:: STORED RECORDS

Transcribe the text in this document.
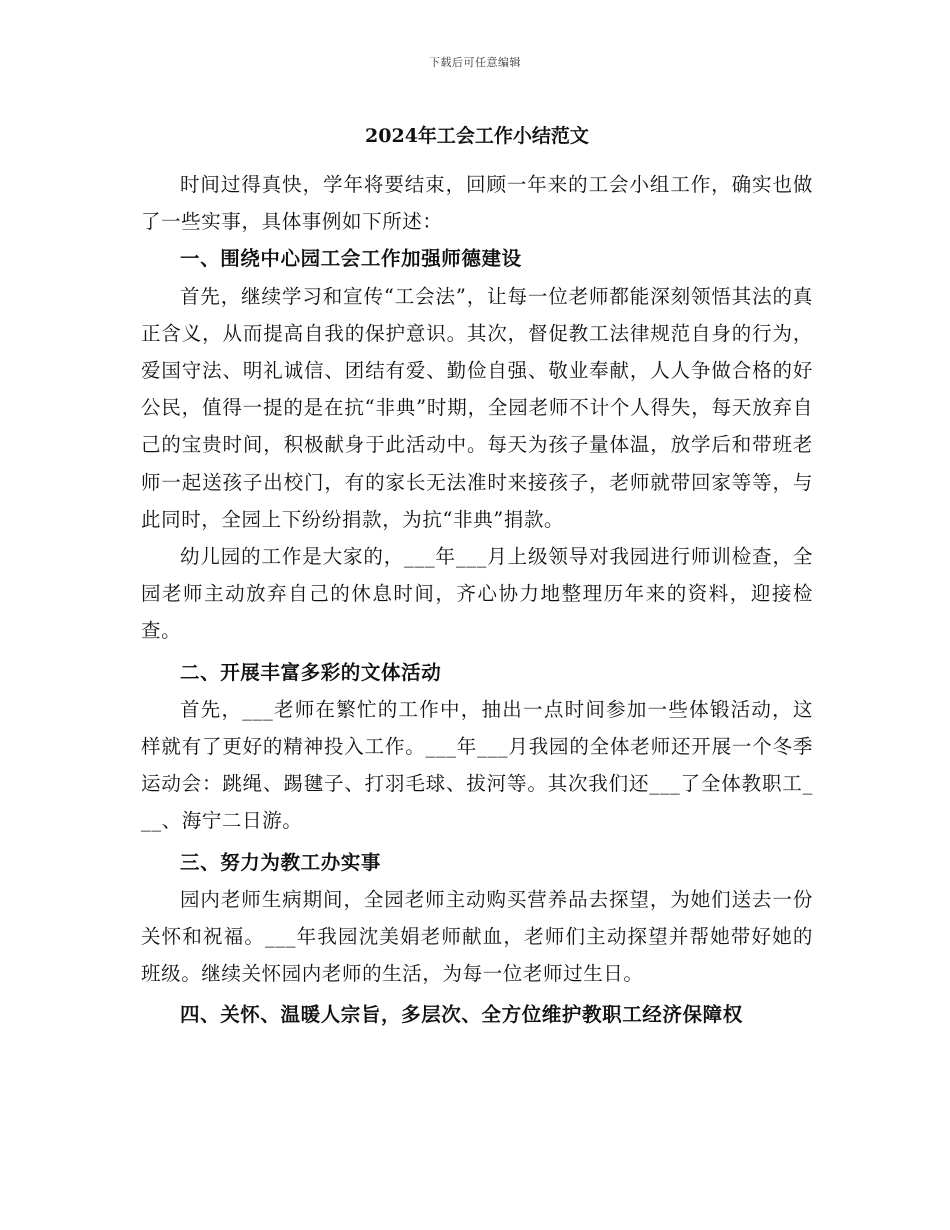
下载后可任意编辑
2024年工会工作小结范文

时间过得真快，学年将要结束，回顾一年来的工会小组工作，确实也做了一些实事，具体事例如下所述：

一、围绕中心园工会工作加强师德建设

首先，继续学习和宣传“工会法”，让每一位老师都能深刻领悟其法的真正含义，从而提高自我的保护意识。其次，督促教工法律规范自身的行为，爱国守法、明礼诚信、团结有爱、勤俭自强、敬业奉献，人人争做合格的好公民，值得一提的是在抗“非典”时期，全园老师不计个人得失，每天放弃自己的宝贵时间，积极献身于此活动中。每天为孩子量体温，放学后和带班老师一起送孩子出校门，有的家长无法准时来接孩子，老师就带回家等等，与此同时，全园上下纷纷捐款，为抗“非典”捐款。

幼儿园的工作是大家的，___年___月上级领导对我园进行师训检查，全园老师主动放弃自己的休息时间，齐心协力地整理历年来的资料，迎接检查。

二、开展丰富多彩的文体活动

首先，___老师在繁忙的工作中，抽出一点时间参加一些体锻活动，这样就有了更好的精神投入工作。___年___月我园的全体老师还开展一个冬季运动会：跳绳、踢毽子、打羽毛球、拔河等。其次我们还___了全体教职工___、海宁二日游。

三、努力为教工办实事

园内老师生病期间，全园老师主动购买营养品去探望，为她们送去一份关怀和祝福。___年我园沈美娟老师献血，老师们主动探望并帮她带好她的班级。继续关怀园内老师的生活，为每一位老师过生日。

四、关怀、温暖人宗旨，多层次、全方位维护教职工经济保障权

::::
:: STORED RECORDS

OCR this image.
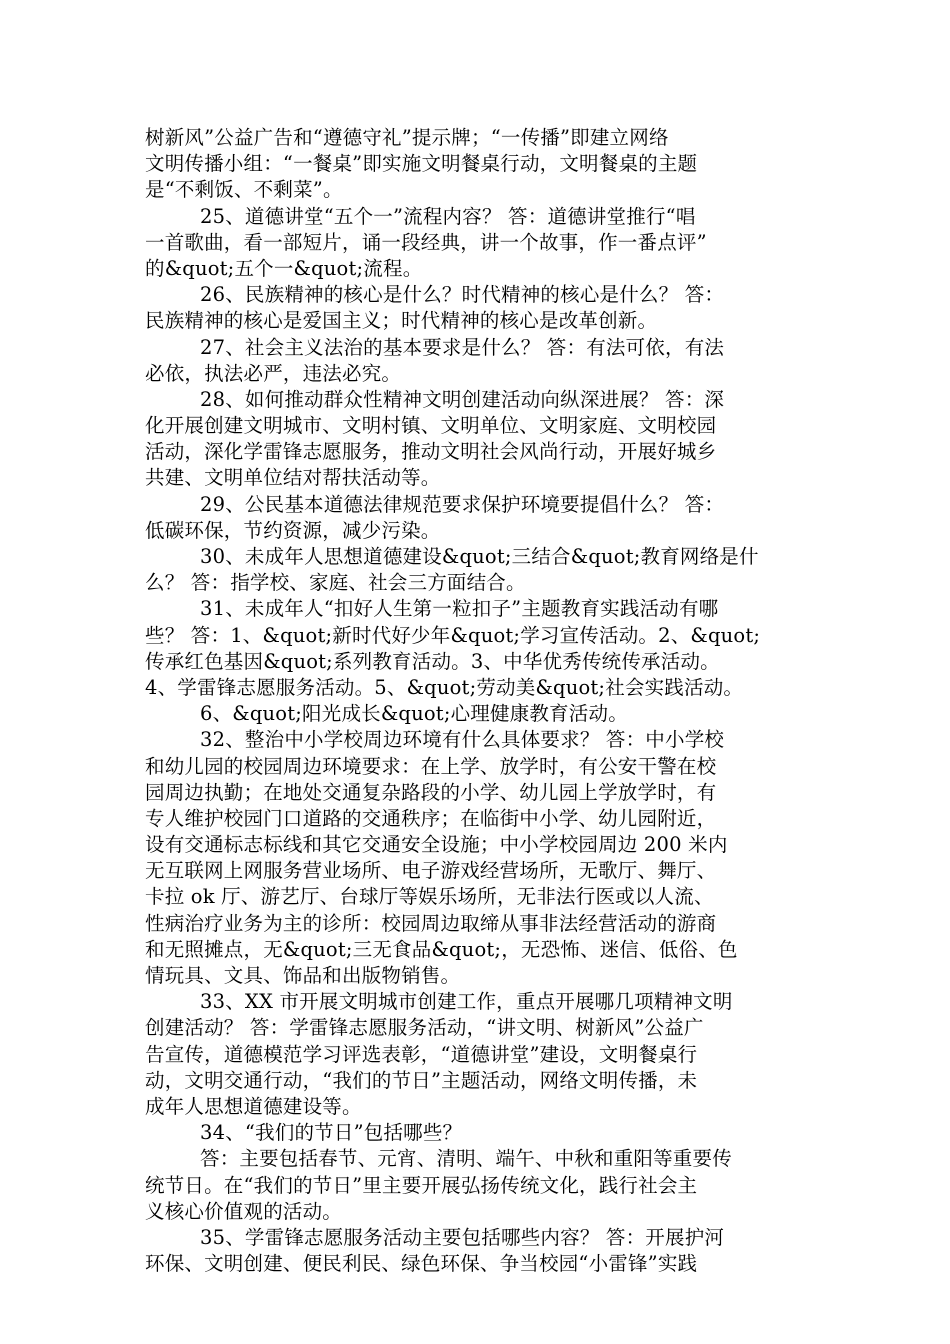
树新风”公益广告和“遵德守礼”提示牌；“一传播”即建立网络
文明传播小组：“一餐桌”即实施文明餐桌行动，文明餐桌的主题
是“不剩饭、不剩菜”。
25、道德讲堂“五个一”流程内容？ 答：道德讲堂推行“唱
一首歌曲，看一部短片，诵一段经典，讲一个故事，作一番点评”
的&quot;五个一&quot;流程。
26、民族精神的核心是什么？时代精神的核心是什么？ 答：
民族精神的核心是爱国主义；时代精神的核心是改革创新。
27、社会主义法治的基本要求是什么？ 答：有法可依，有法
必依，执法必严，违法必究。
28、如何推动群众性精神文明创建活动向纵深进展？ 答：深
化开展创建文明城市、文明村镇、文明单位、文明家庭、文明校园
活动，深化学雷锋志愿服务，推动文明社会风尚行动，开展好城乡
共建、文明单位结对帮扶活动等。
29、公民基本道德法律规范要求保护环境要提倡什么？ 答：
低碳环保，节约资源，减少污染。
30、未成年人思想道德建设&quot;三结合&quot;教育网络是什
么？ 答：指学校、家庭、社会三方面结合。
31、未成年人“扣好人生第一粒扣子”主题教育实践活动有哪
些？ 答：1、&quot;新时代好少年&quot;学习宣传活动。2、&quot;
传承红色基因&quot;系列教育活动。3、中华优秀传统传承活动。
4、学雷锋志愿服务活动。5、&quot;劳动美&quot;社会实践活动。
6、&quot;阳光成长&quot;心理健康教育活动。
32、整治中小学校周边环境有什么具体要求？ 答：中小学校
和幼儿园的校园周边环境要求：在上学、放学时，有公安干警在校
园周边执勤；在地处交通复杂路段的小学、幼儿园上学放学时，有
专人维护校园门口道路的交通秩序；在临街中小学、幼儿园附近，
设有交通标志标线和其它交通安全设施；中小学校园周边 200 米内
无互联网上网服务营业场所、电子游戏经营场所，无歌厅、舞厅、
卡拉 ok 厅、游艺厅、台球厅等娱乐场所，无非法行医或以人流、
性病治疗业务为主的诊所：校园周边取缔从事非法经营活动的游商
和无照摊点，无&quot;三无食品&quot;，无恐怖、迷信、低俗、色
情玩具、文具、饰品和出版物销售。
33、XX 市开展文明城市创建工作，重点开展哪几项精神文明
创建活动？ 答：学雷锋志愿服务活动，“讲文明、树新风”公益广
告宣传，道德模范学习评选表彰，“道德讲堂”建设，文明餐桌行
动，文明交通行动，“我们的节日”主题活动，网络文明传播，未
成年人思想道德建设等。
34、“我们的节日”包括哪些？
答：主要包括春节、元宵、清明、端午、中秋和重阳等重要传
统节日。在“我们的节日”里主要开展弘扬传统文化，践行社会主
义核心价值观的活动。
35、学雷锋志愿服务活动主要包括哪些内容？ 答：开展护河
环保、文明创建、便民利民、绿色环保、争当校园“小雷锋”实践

::::

### JOB:
In the records above, find the lines containing "quot" and copy them.

### TASK SOLUTION:
的&quot;五个一&quot;流程。
30、未成年人思想道德建设&quot;三结合&quot;教育网络是什
些？ 答：1、&quot;新时代好少年&quot;学习宣传活动。2、&quot;
传承红色基因&quot;系列教育活动。3、中华优秀传统传承活动。
4、学雷锋志愿服务活动。5、&quot;劳动美&quot;社会实践活动。
6、&quot;阳光成长&quot;心理健康教育活动。
和无照摊点，无&quot;三无食品&quot;，无恐怖、迷信、低俗、色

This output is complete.